▶ [Exercise directions]: Without the images, output each record below as it stands.

## START Dataset

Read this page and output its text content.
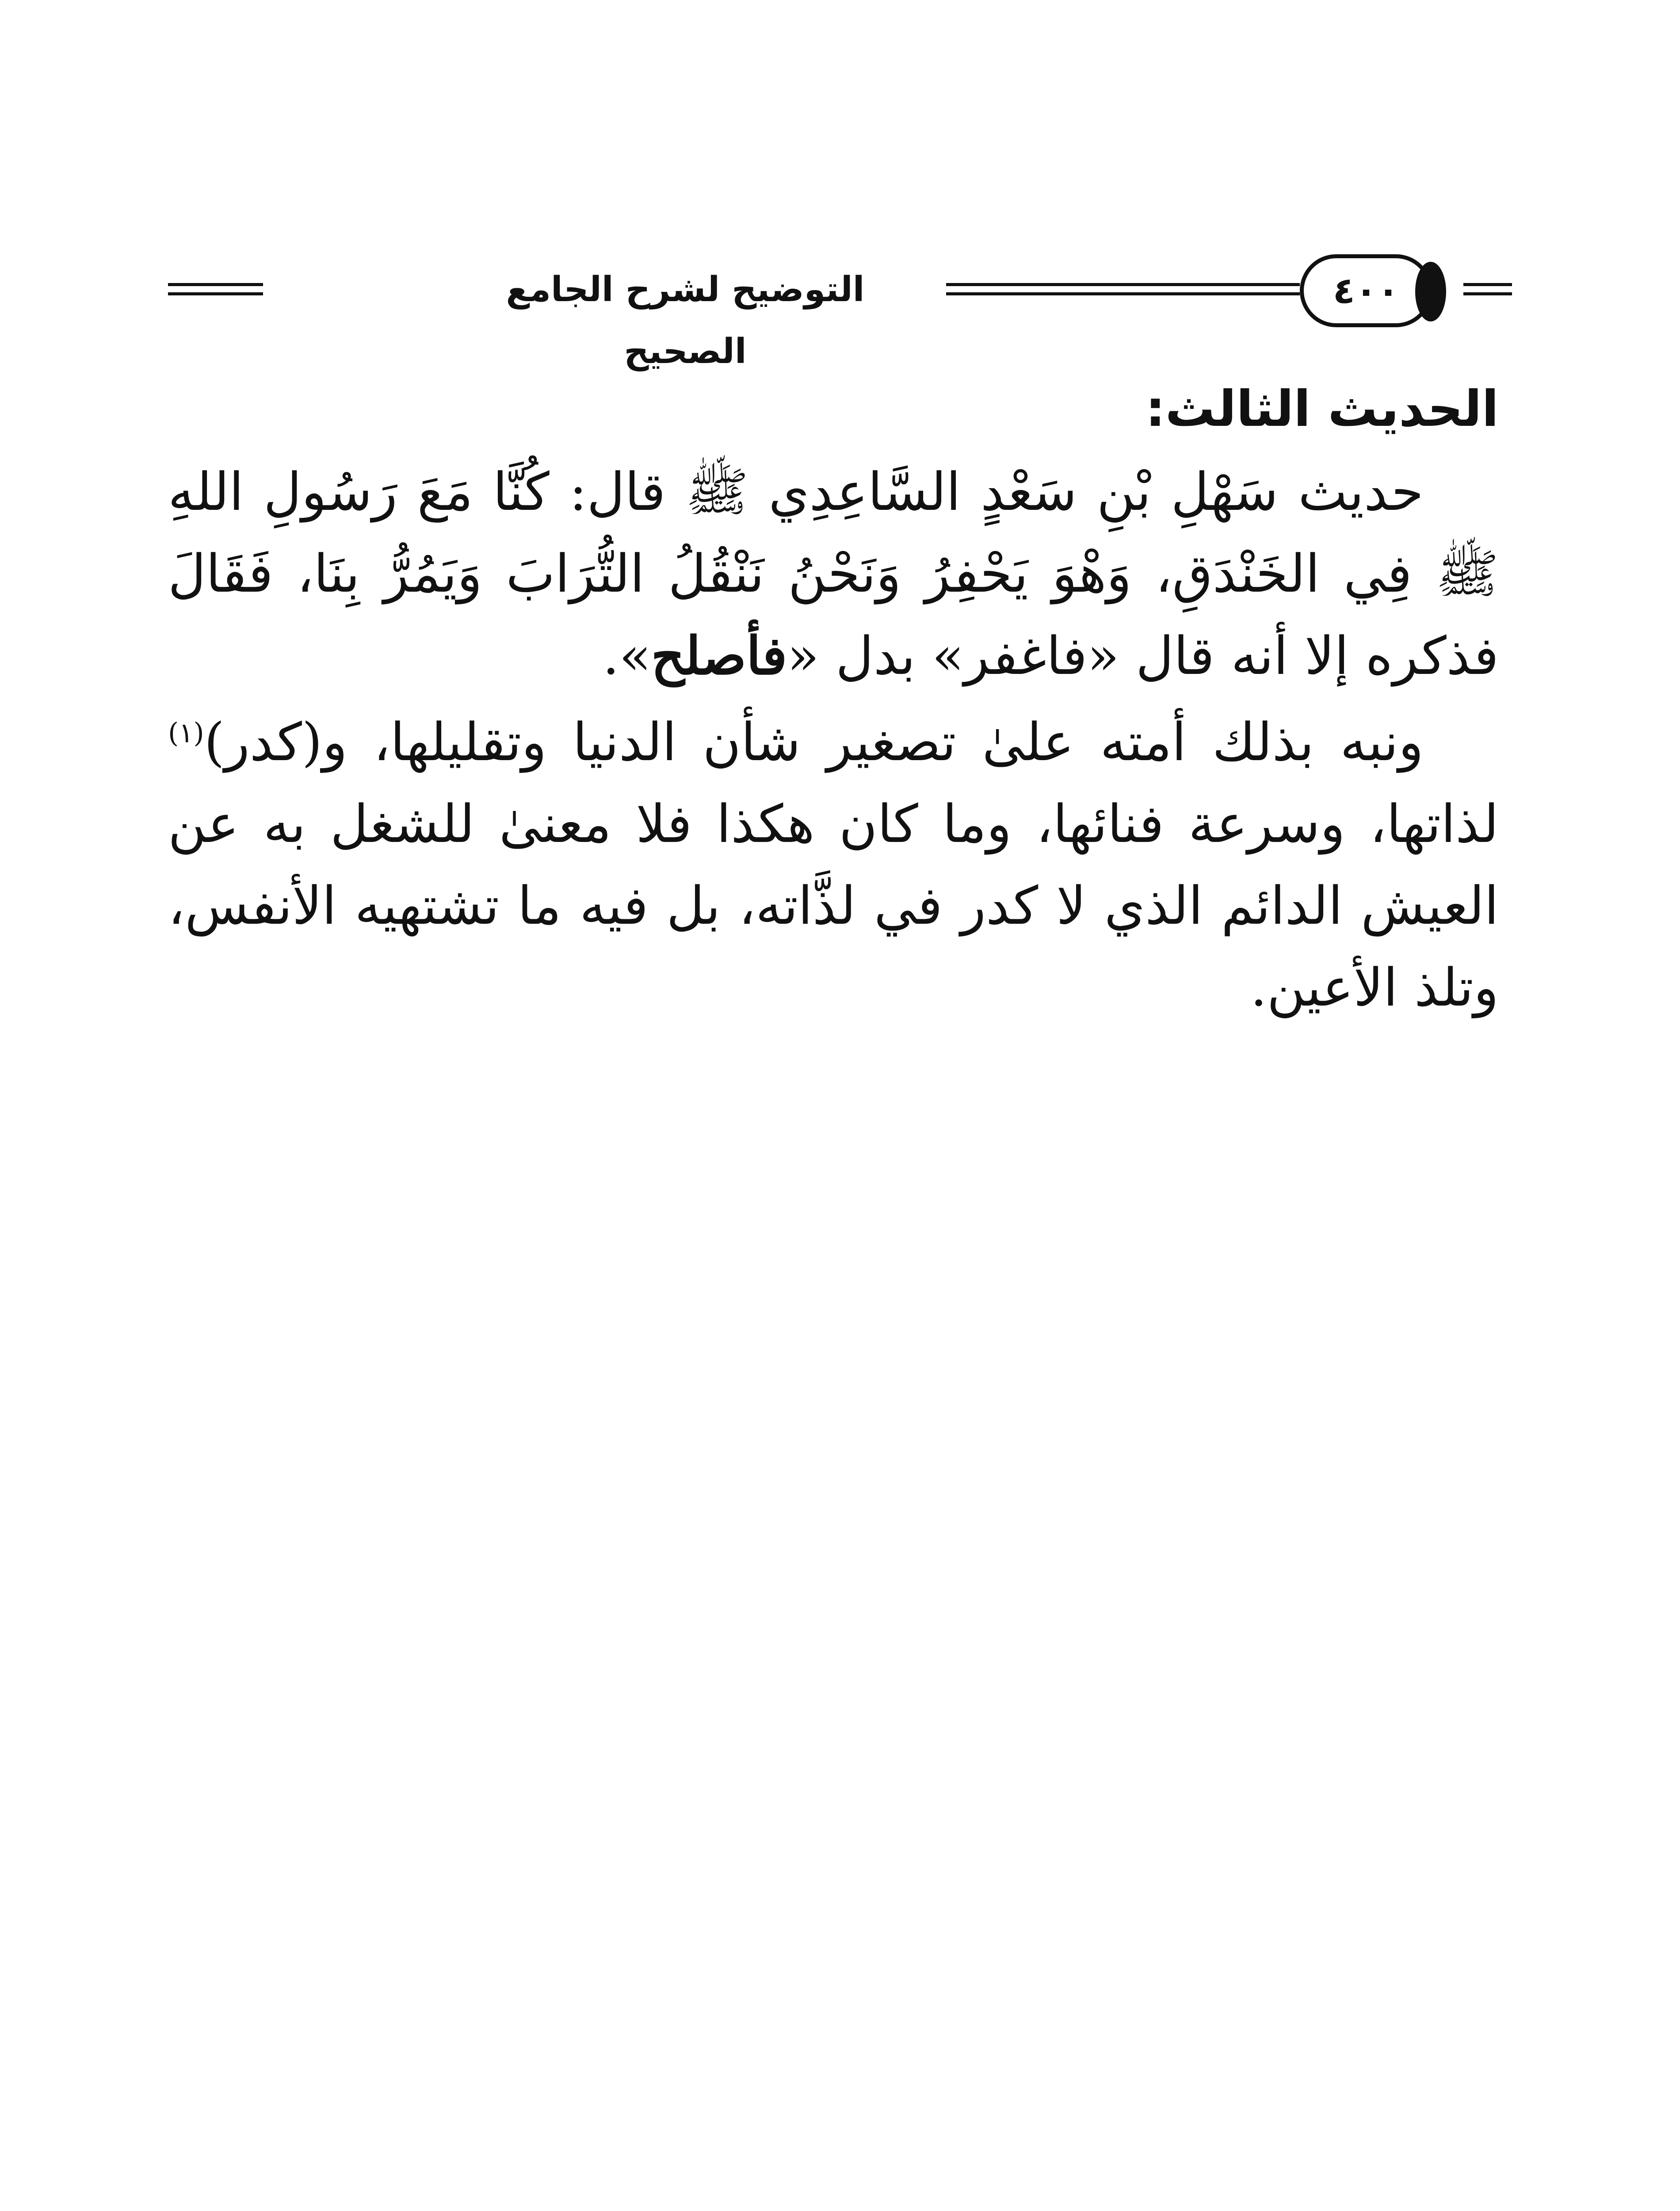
التوضيح لشرح الجامع الصحيح
٤٠٠

الحديث الثالث:

حديث سَهْلِ بْنِ سَعْدٍ السَّاعِدِي ﷺ قال: كُنَّا مَعَ رَسُولِ اللهِ ﷺ فِي الخَنْدَقِ، وَهْوَ يَحْفِرُ وَنَحْنُ نَنْقُلُ التُّرَابَ وَيَمُرُّ بِنَا، فَقَالَ فذكره إلا أنه قال «فاغفر» بدل «فأصلح».

ونبه بذلك أمته علىٰ تصغير شأن الدنيا وتقليلها، و(كدر)$^{(١)}$ لذاتها، وسرعة فنائها، وما كان هكذا فلا معنىٰ للشغل به عن العيش الدائم الذي لا كدر في لذَّاته، بل فيه ما تشتهيه الأنفس، وتلذ الأعين.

## END Dataset

▶ [Expected answer]:
Read this page and output its text content.
التوضيح لشرح الجامع الصحيح
٤٠٠

الحديث الثالث:

حديث سَهْلِ بْنِ سَعْدٍ السَّاعِدِي ﷺ قال: كُنَّا مَعَ رَسُولِ اللهِ ﷺ فِي الخَنْدَقِ، وَهْوَ يَحْفِرُ وَنَحْنُ نَنْقُلُ التُّرَابَ وَيَمُرُّ بِنَا، فَقَالَ فذكره إلا أنه قال «فاغفر» بدل «فأصلح».

ونبه بذلك أمته علىٰ تصغير شأن الدنيا وتقليلها، و(كدر)$^{(١)}$ لذاتها، وسرعة فنائها، وما كان هكذا فلا معنىٰ للشغل به عن العيش الدائم الذي لا كدر في لذَّاته، بل فيه ما تشتهيه الأنفس، وتلذ الأعين.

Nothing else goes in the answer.